• **Requirements**: Pull out every line in the data that has the string "Journal" in it.

****************************************

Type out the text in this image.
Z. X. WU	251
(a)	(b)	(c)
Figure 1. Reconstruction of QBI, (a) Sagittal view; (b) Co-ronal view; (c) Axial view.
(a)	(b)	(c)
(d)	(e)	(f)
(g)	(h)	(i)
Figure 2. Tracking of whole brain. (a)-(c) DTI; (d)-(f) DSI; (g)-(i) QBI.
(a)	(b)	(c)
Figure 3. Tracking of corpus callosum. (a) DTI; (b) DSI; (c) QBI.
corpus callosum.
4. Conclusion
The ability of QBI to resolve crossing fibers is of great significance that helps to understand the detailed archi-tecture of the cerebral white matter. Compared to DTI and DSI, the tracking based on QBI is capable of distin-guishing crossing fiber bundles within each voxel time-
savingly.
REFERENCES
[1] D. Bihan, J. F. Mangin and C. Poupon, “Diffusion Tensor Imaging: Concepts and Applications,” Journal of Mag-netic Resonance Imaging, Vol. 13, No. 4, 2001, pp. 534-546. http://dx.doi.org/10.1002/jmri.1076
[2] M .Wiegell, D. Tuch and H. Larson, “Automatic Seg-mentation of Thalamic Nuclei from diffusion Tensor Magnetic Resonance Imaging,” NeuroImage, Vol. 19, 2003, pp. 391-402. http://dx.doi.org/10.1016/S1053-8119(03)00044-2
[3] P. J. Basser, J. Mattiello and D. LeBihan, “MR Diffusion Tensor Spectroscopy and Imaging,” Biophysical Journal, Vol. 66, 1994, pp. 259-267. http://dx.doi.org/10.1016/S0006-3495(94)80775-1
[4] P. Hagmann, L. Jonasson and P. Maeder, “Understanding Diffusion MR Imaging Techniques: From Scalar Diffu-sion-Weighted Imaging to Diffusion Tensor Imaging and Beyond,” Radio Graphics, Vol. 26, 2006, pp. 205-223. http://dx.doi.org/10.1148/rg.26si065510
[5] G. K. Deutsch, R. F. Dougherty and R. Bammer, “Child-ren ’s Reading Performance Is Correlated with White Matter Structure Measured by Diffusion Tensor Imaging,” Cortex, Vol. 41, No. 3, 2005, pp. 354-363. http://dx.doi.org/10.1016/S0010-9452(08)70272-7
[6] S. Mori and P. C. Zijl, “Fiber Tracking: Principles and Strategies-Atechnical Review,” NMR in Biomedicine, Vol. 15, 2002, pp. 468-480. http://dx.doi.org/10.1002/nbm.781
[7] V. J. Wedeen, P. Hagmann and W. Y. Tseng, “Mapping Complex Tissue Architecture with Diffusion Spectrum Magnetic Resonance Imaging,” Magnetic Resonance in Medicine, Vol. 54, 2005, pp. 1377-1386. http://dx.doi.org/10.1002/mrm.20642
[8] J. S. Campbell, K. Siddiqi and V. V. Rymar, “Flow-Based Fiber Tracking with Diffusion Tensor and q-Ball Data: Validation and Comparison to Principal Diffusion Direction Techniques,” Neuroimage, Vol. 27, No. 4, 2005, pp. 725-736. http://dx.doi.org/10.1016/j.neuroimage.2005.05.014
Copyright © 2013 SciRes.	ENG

****************************************

• **The response**:
[1] D. Bihan, J. F. Mangin and C. Poupon, “Diffusion Tensor Imaging: Concepts and Applications,” Journal of Mag-netic Resonance Imaging, Vol. 13, No. 4, 2001, pp. 534-546. http://dx.doi.org/10.1002/jmri.1076
[3] P. J. Basser, J. Mattiello and D. LeBihan, “MR Diffusion Tensor Spectroscopy and Imaging,” Biophysical Journal, Vol. 66, 1994, pp. 259-267. http://dx.doi.org/10.1016/S0006-3495(94)80775-1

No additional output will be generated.